→ **Data listing**
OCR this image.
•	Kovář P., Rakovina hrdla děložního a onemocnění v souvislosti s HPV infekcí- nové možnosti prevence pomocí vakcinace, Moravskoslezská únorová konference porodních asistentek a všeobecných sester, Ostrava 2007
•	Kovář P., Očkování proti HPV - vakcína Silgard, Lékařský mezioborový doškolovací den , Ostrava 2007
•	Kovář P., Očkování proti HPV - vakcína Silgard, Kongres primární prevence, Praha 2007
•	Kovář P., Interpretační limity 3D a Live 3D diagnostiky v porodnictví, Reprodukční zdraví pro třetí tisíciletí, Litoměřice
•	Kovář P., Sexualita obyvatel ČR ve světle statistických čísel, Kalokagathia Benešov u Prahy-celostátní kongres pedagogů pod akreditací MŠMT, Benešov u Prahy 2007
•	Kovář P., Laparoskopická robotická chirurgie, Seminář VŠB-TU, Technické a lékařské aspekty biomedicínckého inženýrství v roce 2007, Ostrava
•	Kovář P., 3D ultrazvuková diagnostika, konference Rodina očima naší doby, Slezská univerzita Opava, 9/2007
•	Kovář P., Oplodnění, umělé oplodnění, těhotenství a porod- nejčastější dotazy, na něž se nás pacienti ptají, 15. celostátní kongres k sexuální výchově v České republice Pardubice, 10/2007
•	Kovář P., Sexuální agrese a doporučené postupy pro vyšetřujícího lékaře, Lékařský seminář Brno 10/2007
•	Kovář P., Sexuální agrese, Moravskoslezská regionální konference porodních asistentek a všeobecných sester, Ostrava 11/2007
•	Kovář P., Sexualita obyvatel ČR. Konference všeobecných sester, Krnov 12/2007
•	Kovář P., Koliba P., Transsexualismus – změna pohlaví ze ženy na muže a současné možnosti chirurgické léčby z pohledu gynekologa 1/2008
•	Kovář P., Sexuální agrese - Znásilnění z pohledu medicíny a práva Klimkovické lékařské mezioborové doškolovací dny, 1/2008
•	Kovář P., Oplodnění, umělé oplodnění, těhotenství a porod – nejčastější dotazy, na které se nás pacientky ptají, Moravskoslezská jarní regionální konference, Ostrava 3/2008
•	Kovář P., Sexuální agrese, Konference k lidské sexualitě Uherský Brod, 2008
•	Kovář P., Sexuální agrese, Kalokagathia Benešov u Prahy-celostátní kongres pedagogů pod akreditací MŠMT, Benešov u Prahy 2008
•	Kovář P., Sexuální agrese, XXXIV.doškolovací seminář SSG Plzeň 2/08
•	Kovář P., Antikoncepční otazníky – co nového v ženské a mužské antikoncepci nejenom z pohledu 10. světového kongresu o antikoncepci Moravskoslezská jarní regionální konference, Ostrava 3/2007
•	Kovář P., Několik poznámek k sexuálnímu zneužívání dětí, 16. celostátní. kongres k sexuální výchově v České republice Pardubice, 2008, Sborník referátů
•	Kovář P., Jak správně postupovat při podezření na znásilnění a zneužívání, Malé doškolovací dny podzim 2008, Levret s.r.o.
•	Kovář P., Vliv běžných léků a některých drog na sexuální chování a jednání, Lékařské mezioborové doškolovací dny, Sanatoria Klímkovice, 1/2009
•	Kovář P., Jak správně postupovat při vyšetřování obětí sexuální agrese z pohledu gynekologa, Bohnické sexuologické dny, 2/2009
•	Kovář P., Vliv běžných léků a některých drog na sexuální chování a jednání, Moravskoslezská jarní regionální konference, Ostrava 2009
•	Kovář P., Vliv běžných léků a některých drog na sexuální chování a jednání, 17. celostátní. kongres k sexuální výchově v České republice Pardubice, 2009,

→ **What you are asked to do**
Transcribe every entry exactly.

→ **Answer for the task**
OCR this image.
•	Kovář P., Rakovina hrdla děložního a onemocnění v souvislosti s HPV infekcí- nové možnosti prevence pomocí vakcinace, Moravskoslezská únorová konference porodních asistentek a všeobecných sester, Ostrava 2007
•	Kovář P., Očkování proti HPV - vakcína Silgard, Lékařský mezioborový doškolovací den , Ostrava 2007
•	Kovář P., Očkování proti HPV - vakcína Silgard, Kongres primární prevence, Praha 2007
•	Kovář P., Interpretační limity 3D a Live 3D diagnostiky v porodnictví, Reprodukční zdraví pro třetí tisíciletí, Litoměřice
•	Kovář P., Sexualita obyvatel ČR ve světle statistických čísel, Kalokagathia Benešov u Prahy-celostátní kongres pedagogů pod akreditací MŠMT, Benešov u Prahy 2007
•	Kovář P., Laparoskopická robotická chirurgie, Seminář VŠB-TU, Technické a lékařské aspekty biomedicínckého inženýrství v roce 2007, Ostrava
•	Kovář P., 3D ultrazvuková diagnostika, konference Rodina očima naší doby, Slezská univerzita Opava, 9/2007
•	Kovář P., Oplodnění, umělé oplodnění, těhotenství a porod- nejčastější dotazy, na něž se nás pacienti ptají, 15. celostátní kongres k sexuální výchově v České republice Pardubice, 10/2007
•	Kovář P., Sexuální agrese a doporučené postupy pro vyšetřujícího lékaře, Lékařský seminář Brno 10/2007
•	Kovář P., Sexuální agrese, Moravskoslezská regionální konference porodních asistentek a všeobecných sester, Ostrava 11/2007
•	Kovář P., Sexualita obyvatel ČR. Konference všeobecných sester, Krnov 12/2007
•	Kovář P., Koliba P., Transsexualismus – změna pohlaví ze ženy na muže a současné možnosti chirurgické léčby z pohledu gynekologa 1/2008
•	Kovář P., Sexuální agrese - Znásilnění z pohledu medicíny a práva Klimkovické lékařské mezioborové doškolovací dny, 1/2008
•	Kovář P., Oplodnění, umělé oplodnění, těhotenství a porod – nejčastější dotazy, na které se nás pacientky ptají, Moravskoslezská jarní regionální konference, Ostrava 3/2008
•	Kovář P., Sexuální agrese, Konference k lidské sexualitě Uherský Brod, 2008
•	Kovář P., Sexuální agrese, Kalokagathia Benešov u Prahy-celostátní kongres pedagogů pod akreditací MŠMT, Benešov u Prahy 2008
•	Kovář P., Sexuální agrese, XXXIV.doškolovací seminář SSG Plzeň 2/08
•	Kovář P., Antikoncepční otazníky – co nového v ženské a mužské antikoncepci nejenom z pohledu 10. světového kongresu o antikoncepci Moravskoslezská jarní regionální konference, Ostrava 3/2007
•	Kovář P., Několik poznámek k sexuálnímu zneužívání dětí, 16. celostátní. kongres k sexuální výchově v České republice Pardubice, 2008, Sborník referátů
•	Kovář P., Jak správně postupovat při podezření na znásilnění a zneužívání, Malé doškolovací dny podzim 2008, Levret s.r.o.
•	Kovář P., Vliv běžných léků a některých drog na sexuální chování a jednání, Lékařské mezioborové doškolovací dny, Sanatoria Klímkovice, 1/2009
•	Kovář P., Jak správně postupovat při vyšetřování obětí sexuální agrese z pohledu gynekologa, Bohnické sexuologické dny, 2/2009
•	Kovář P., Vliv běžných léků a některých drog na sexuální chování a jednání, Moravskoslezská jarní regionální konference, Ostrava 2009
•	Kovář P., Vliv běžných léků a některých drog na sexuální chování a jednání, 17. celostátní. kongres k sexuální výchově v České republice Pardubice, 2009,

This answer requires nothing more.